#### [STATED PROBLEM]
Without altering anything, repeat each of the records.

#### [RECORDS SHOWN]
※ ※ ※

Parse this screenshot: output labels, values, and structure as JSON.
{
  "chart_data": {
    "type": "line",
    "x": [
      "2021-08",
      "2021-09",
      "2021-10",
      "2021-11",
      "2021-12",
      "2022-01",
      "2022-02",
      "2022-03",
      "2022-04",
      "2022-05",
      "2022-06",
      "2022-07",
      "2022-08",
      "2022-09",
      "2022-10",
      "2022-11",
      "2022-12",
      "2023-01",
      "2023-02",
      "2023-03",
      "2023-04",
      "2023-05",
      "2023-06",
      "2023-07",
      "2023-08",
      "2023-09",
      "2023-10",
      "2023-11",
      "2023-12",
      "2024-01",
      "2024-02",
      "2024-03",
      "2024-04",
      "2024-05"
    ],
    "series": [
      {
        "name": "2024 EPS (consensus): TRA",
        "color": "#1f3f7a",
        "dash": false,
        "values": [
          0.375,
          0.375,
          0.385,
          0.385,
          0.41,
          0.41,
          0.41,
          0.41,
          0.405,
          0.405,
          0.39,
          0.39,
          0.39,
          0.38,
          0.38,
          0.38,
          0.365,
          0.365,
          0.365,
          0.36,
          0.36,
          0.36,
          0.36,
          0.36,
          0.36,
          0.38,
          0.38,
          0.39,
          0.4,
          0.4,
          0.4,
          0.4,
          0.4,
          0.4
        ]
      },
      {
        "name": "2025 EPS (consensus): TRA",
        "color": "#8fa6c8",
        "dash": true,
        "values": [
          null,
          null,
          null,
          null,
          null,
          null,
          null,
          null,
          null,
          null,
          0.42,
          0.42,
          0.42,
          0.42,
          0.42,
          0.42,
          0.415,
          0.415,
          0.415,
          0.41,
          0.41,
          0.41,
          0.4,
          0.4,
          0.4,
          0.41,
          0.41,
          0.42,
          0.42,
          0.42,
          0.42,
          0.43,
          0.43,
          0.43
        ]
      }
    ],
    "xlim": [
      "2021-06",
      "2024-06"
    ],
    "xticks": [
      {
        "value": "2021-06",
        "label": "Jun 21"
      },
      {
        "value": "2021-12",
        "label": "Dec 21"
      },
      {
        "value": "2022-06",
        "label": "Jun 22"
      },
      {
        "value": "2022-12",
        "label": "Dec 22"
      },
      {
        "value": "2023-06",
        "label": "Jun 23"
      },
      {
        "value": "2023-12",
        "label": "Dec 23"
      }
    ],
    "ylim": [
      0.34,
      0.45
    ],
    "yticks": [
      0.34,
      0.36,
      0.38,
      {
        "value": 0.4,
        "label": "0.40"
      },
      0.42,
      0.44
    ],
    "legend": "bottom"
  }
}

※ ※ ※

#### [TASK OUTPUT]
Parse this screenshot: output labels, values, and structure as JSON.
{
  "chart_data": {
    "type": "line",
    "x": [
      "2021-08",
      "2021-09",
      "2021-10",
      "2021-11",
      "2021-12",
      "2022-01",
      "2022-02",
      "2022-03",
      "2022-04",
      "2022-05",
      "2022-06",
      "2022-07",
      "2022-08",
      "2022-09",
      "2022-10",
      "2022-11",
      "2022-12",
      "2023-01",
      "2023-02",
      "2023-03",
      "2023-04",
      "2023-05",
      "2023-06",
      "2023-07",
      "2023-08",
      "2023-09",
      "2023-10",
      "2023-11",
      "2023-12",
      "2024-01",
      "2024-02",
      "2024-03",
      "2024-04",
      "2024-05"
    ],
    "series": [
      {
        "name": "2024 EPS (consensus): TRA",
        "color": "#1f3f7a",
        "dash": false,
        "values": [
          0.375,
          0.375,
          0.385,
          0.385,
          0.41,
          0.41,
          0.41,
          0.41,
          0.405,
          0.405,
          0.39,
          0.39,
          0.39,
          0.38,
          0.38,
          0.38,
          0.365,
          0.365,
          0.365,
          0.36,
          0.36,
          0.36,
          0.36,
          0.36,
          0.36,
          0.38,
          0.38,
          0.39,
          0.4,
          0.4,
          0.4,
          0.4,
          0.4,
          0.4
        ]
      },
      {
        "name": "2025 EPS (consensus): TRA",
        "color": "#8fa6c8",
        "dash": true,
        "values": [
          null,
          null,
          null,
          null,
          null,
          null,
          null,
          null,
          null,
          null,
          0.42,
          0.42,
          0.42,
          0.42,
          0.42,
          0.42,
          0.415,
          0.415,
          0.415,
          0.41,
          0.41,
          0.41,
          0.4,
          0.4,
          0.4,
          0.41,
          0.41,
          0.42,
          0.42,
          0.42,
          0.42,
          0.43,
          0.43,
          0.43
        ]
      }
    ],
    "xlim": [
      "2021-06",
      "2024-06"
    ],
    "xticks": [
      {
        "value": "2021-06",
        "label": "Jun 21"
      },
      {
        "value": "2021-12",
        "label": "Dec 21"
      },
      {
        "value": "2022-06",
        "label": "Jun 22"
      },
      {
        "value": "2022-12",
        "label": "Dec 22"
      },
      {
        "value": "2023-06",
        "label": "Jun 23"
      },
      {
        "value": "2023-12",
        "label": "Dec 23"
      }
    ],
    "ylim": [
      0.34,
      0.45
    ],
    "yticks": [
      0.34,
      0.36,
      0.38,
      {
        "value": 0.4,
        "label": "0.40"
      },
      0.42,
      0.44
    ],
    "legend": "bottom"
  }
}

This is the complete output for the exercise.